* Set task *
Print every line of the records below exactly as it appears, leaving out the pictures.

[Records from a collection]
##############################
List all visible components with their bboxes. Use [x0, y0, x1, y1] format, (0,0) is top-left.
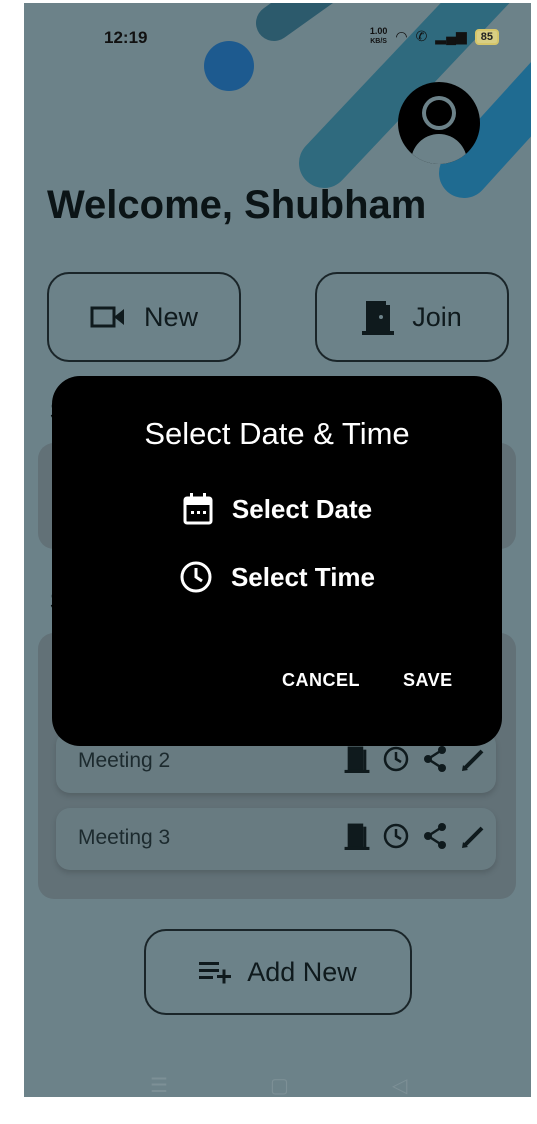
status-icons: 1.00 KB/S ◠ ✆ ▂▄▆ 85 [370, 27, 499, 46]
clock-icon[interactable] [382, 745, 410, 773]
network-speed-unit: KB/S [370, 38, 387, 45]
door-icon[interactable] [344, 745, 370, 773]
video-camera-icon [90, 306, 124, 328]
status-bar: 12:19 1.00 KB/S ◠ ✆ ▂▄▆ 85 [24, 3, 531, 73]
date-time-dialog: Select Date & Time Select Date Select Ti… [52, 376, 502, 746]
join-button-label: Join [412, 301, 462, 332]
join-meeting-button[interactable]: Join [315, 272, 509, 362]
new-meeting-button[interactable]: New [47, 272, 241, 362]
add-new-label: Add New [247, 956, 357, 987]
welcome-title: Welcome, Shubham [47, 183, 427, 227]
calendar-icon [183, 493, 213, 525]
network-speed: 1.00 KB/S [370, 27, 388, 46]
door-icon [362, 301, 395, 335]
status-time: 12:19 [104, 28, 148, 47]
select-time-button[interactable]: Select Time [52, 560, 502, 594]
clock-icon [180, 561, 212, 593]
meeting-actions [344, 822, 486, 850]
signal-icon: ▂▄▆ [435, 28, 467, 44]
profile-avatar-button[interactable] [398, 82, 480, 164]
clock-icon[interactable] [382, 822, 410, 850]
battery-indicator: 85 [474, 28, 499, 45]
menu-icon[interactable]: ☰ [150, 1073, 168, 1097]
playlist-add-icon [199, 962, 232, 984]
edit-icon[interactable] [460, 745, 486, 773]
select-date-button[interactable]: Select Date [52, 492, 502, 526]
call-icon: ✆ [415, 28, 428, 44]
dialog-title: Select Date & Time [144, 416, 410, 451]
edit-icon[interactable] [460, 822, 486, 850]
app-screen: 12:19 1.00 KB/S ◠ ✆ ▂▄▆ 85 Welcome, Shub… [24, 3, 531, 1097]
share-icon[interactable] [422, 745, 448, 773]
system-nav-bar: ☰ ▢ ◁ [24, 1073, 531, 1097]
avatar-face-icon [426, 100, 452, 126]
wifi-icon: ◠ [395, 28, 408, 44]
select-date-label: Select Date [231, 493, 373, 524]
meeting-name: Meeting 3 [78, 826, 171, 849]
add-new-button[interactable]: Add New [144, 929, 412, 1015]
share-icon[interactable] [422, 822, 448, 850]
avatar-body-icon [411, 134, 467, 164]
save-button[interactable]: SAVE [403, 670, 453, 691]
meeting-actions [344, 745, 486, 773]
cancel-button[interactable]: CANCEL [282, 670, 360, 691]
home-icon[interactable]: ▢ [270, 1073, 289, 1097]
select-time-label: Select Time [230, 561, 376, 592]
network-speed-value: 1.00 [369, 26, 388, 36]
back-icon[interactable]: ◁ [392, 1073, 407, 1097]
meeting-name: Meeting 2 [78, 749, 171, 772]
door-icon[interactable] [344, 822, 370, 850]
list-item[interactable]: Meeting 3 [56, 808, 496, 870]
new-button-label: New [143, 301, 198, 332]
##############################
* Answer to this exercise *
List all visible components with their bboxes. Use [x0, y0, x1, y1] format, (0,0) is top-left.
status-icons: 1.00 KB/S ◠ ✆ ▂▄▆ 85 [370, 27, 499, 46]
clock-icon[interactable] [382, 745, 410, 773]
network-speed-unit: KB/S [370, 38, 387, 45]
door-icon[interactable] [344, 745, 370, 773]
video-camera-icon [90, 306, 124, 328]
status-bar: 12:19 1.00 KB/S ◠ ✆ ▂▄▆ 85 [24, 3, 531, 73]
date-time-dialog: Select Date & Time Select Date Select Ti… [52, 376, 502, 746]
join-button-label: Join [412, 301, 462, 332]
join-meeting-button[interactable]: Join [315, 272, 509, 362]
new-meeting-button[interactable]: New [47, 272, 241, 362]
add-new-label: Add New [247, 956, 357, 987]
welcome-title: Welcome, Shubham [47, 183, 427, 227]
calendar-icon [183, 493, 213, 525]
network-speed: 1.00 KB/S [370, 27, 388, 46]
door-icon [362, 301, 395, 335]
status-time: 12:19 [104, 28, 148, 47]
select-time-button[interactable]: Select Time [52, 560, 502, 594]
clock-icon [180, 561, 212, 593]
meeting-actions [344, 822, 486, 850]
signal-icon: ▂▄▆ [435, 28, 467, 44]
profile-avatar-button[interactable] [398, 82, 480, 164]
clock-icon[interactable] [382, 822, 410, 850]
battery-indicator: 85 [474, 28, 499, 45]
menu-icon[interactable]: ☰ [150, 1073, 168, 1097]
playlist-add-icon [199, 962, 232, 984]
edit-icon[interactable] [460, 745, 486, 773]
select-date-button[interactable]: Select Date [52, 492, 502, 526]
call-icon: ✆ [415, 28, 428, 44]
dialog-title: Select Date & Time [144, 416, 410, 451]
edit-icon[interactable] [460, 822, 486, 850]
app-screen: 12:19 1.00 KB/S ◠ ✆ ▂▄▆ 85 Welcome, Shub… [24, 3, 531, 1097]
share-icon[interactable] [422, 745, 448, 773]
system-nav-bar: ☰ ▢ ◁ [24, 1073, 531, 1097]
avatar-face-icon [426, 100, 452, 126]
wifi-icon: ◠ [395, 28, 408, 44]
select-date-label: Select Date [231, 493, 373, 524]
meeting-name: Meeting 3 [78, 826, 171, 849]
add-new-button[interactable]: Add New [144, 929, 412, 1015]
share-icon[interactable] [422, 822, 448, 850]
avatar-body-icon [411, 134, 467, 164]
save-button[interactable]: SAVE [403, 670, 453, 691]
meeting-actions [344, 745, 486, 773]
cancel-button[interactable]: CANCEL [282, 670, 360, 691]
home-icon[interactable]: ▢ [270, 1073, 289, 1097]
select-time-label: Select Time [230, 561, 376, 592]
network-speed-value: 1.00 [369, 26, 388, 36]
back-icon[interactable]: ◁ [392, 1073, 407, 1097]
meeting-name: Meeting 2 [78, 749, 171, 772]
door-icon[interactable] [344, 822, 370, 850]
list-item[interactable]: Meeting 3 [56, 808, 496, 870]
new-button-label: New [143, 301, 198, 332]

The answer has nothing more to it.